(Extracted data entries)

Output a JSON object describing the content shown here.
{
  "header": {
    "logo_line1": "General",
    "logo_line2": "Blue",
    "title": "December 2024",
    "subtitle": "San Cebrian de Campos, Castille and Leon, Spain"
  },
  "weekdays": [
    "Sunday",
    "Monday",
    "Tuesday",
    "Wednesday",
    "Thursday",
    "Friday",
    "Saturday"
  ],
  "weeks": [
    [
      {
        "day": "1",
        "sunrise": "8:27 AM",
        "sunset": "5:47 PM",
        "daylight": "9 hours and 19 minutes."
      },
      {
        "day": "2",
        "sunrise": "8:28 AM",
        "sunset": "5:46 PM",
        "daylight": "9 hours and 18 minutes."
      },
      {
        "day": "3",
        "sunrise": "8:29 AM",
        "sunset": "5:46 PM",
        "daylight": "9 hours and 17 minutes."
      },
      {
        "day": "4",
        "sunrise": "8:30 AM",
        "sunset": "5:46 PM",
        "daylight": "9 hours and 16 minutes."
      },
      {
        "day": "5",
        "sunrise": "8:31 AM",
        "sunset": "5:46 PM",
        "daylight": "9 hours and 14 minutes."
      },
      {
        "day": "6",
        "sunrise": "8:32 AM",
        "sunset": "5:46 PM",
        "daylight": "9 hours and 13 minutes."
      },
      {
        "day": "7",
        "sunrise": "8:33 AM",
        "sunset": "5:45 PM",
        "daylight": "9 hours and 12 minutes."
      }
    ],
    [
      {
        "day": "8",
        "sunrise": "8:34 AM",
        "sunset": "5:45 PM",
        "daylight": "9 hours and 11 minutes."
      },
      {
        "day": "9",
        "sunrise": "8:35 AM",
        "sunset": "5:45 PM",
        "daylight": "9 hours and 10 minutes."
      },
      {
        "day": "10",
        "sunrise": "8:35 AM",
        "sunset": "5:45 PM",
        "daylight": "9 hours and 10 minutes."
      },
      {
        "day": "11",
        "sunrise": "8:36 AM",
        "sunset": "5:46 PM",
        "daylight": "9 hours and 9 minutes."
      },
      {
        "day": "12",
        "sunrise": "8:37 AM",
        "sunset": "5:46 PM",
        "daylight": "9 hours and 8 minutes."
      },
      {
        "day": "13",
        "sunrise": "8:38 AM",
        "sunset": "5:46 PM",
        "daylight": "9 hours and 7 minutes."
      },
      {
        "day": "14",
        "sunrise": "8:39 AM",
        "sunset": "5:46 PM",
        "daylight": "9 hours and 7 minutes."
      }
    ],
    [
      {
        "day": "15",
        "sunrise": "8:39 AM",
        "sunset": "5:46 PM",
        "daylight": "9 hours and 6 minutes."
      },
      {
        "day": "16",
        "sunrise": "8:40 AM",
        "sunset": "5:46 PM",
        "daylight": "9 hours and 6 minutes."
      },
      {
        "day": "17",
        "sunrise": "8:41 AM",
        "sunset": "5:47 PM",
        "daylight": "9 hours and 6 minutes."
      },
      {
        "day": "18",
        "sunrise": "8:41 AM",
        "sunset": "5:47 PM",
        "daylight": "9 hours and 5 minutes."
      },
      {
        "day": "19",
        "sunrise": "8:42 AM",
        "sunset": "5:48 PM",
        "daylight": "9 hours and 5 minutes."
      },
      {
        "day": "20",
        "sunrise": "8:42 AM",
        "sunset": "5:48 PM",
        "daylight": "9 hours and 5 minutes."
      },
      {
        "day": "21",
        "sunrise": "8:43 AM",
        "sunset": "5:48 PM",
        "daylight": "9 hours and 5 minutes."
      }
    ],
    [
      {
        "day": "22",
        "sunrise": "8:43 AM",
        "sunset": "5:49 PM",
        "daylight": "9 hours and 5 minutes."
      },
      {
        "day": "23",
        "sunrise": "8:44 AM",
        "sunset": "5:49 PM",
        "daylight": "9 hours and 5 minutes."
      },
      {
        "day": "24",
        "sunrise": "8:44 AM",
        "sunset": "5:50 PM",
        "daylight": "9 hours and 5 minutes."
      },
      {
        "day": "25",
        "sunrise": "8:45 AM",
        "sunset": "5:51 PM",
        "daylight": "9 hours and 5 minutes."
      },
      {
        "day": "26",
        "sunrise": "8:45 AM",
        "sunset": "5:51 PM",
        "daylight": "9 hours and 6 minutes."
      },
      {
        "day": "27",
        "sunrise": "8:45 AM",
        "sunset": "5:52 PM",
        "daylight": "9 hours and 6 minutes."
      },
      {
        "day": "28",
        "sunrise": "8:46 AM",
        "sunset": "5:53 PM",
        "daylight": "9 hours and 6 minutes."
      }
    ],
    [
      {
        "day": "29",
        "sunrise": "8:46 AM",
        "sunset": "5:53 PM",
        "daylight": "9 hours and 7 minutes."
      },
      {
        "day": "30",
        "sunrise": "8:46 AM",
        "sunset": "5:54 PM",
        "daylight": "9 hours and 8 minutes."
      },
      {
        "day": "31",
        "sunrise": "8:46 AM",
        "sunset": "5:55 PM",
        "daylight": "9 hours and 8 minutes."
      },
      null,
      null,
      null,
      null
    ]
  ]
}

• PROBLEM STATEMENT:
Retype the records above exactly.

• OUTPUT FOR THIS EXERCISE:
Output a JSON object describing the content shown here.
{
  "header": {
    "logo_line1": "General",
    "logo_line2": "Blue",
    "title": "December 2024",
    "subtitle": "San Cebrian de Campos, Castille and Leon, Spain"
  },
  "weekdays": [
    "Sunday",
    "Monday",
    "Tuesday",
    "Wednesday",
    "Thursday",
    "Friday",
    "Saturday"
  ],
  "weeks": [
    [
      {
        "day": "1",
        "sunrise": "8:27 AM",
        "sunset": "5:47 PM",
        "daylight": "9 hours and 19 minutes."
      },
      {
        "day": "2",
        "sunrise": "8:28 AM",
        "sunset": "5:46 PM",
        "daylight": "9 hours and 18 minutes."
      },
      {
        "day": "3",
        "sunrise": "8:29 AM",
        "sunset": "5:46 PM",
        "daylight": "9 hours and 17 minutes."
      },
      {
        "day": "4",
        "sunrise": "8:30 AM",
        "sunset": "5:46 PM",
        "daylight": "9 hours and 16 minutes."
      },
      {
        "day": "5",
        "sunrise": "8:31 AM",
        "sunset": "5:46 PM",
        "daylight": "9 hours and 14 minutes."
      },
      {
        "day": "6",
        "sunrise": "8:32 AM",
        "sunset": "5:46 PM",
        "daylight": "9 hours and 13 minutes."
      },
      {
        "day": "7",
        "sunrise": "8:33 AM",
        "sunset": "5:45 PM",
        "daylight": "9 hours and 12 minutes."
      }
    ],
    [
      {
        "day": "8",
        "sunrise": "8:34 AM",
        "sunset": "5:45 PM",
        "daylight": "9 hours and 11 minutes."
      },
      {
        "day": "9",
        "sunrise": "8:35 AM",
        "sunset": "5:45 PM",
        "daylight": "9 hours and 10 minutes."
      },
      {
        "day": "10",
        "sunrise": "8:35 AM",
        "sunset": "5:45 PM",
        "daylight": "9 hours and 10 minutes."
      },
      {
        "day": "11",
        "sunrise": "8:36 AM",
        "sunset": "5:46 PM",
        "daylight": "9 hours and 9 minutes."
      },
      {
        "day": "12",
        "sunrise": "8:37 AM",
        "sunset": "5:46 PM",
        "daylight": "9 hours and 8 minutes."
      },
      {
        "day": "13",
        "sunrise": "8:38 AM",
        "sunset": "5:46 PM",
        "daylight": "9 hours and 7 minutes."
      },
      {
        "day": "14",
        "sunrise": "8:39 AM",
        "sunset": "5:46 PM",
        "daylight": "9 hours and 7 minutes."
      }
    ],
    [
      {
        "day": "15",
        "sunrise": "8:39 AM",
        "sunset": "5:46 PM",
        "daylight": "9 hours and 6 minutes."
      },
      {
        "day": "16",
        "sunrise": "8:40 AM",
        "sunset": "5:46 PM",
        "daylight": "9 hours and 6 minutes."
      },
      {
        "day": "17",
        "sunrise": "8:41 AM",
        "sunset": "5:47 PM",
        "daylight": "9 hours and 6 minutes."
      },
      {
        "day": "18",
        "sunrise": "8:41 AM",
        "sunset": "5:47 PM",
        "daylight": "9 hours and 5 minutes."
      },
      {
        "day": "19",
        "sunrise": "8:42 AM",
        "sunset": "5:48 PM",
        "daylight": "9 hours and 5 minutes."
      },
      {
        "day": "20",
        "sunrise": "8:42 AM",
        "sunset": "5:48 PM",
        "daylight": "9 hours and 5 minutes."
      },
      {
        "day": "21",
        "sunrise": "8:43 AM",
        "sunset": "5:48 PM",
        "daylight": "9 hours and 5 minutes."
      }
    ],
    [
      {
        "day": "22",
        "sunrise": "8:43 AM",
        "sunset": "5:49 PM",
        "daylight": "9 hours and 5 minutes."
      },
      {
        "day": "23",
        "sunrise": "8:44 AM",
        "sunset": "5:49 PM",
        "daylight": "9 hours and 5 minutes."
      },
      {
        "day": "24",
        "sunrise": "8:44 AM",
        "sunset": "5:50 PM",
        "daylight": "9 hours and 5 minutes."
      },
      {
        "day": "25",
        "sunrise": "8:45 AM",
        "sunset": "5:51 PM",
        "daylight": "9 hours and 5 minutes."
      },
      {
        "day": "26",
        "sunrise": "8:45 AM",
        "sunset": "5:51 PM",
        "daylight": "9 hours and 6 minutes."
      },
      {
        "day": "27",
        "sunrise": "8:45 AM",
        "sunset": "5:52 PM",
        "daylight": "9 hours and 6 minutes."
      },
      {
        "day": "28",
        "sunrise": "8:46 AM",
        "sunset": "5:53 PM",
        "daylight": "9 hours and 6 minutes."
      }
    ],
    [
      {
        "day": "29",
        "sunrise": "8:46 AM",
        "sunset": "5:53 PM",
        "daylight": "9 hours and 7 minutes."
      },
      {
        "day": "30",
        "sunrise": "8:46 AM",
        "sunset": "5:54 PM",
        "daylight": "9 hours and 8 minutes."
      },
      {
        "day": "31",
        "sunrise": "8:46 AM",
        "sunset": "5:55 PM",
        "daylight": "9 hours and 8 minutes."
      },
      null,
      null,
      null,
      null
    ]
  ]
}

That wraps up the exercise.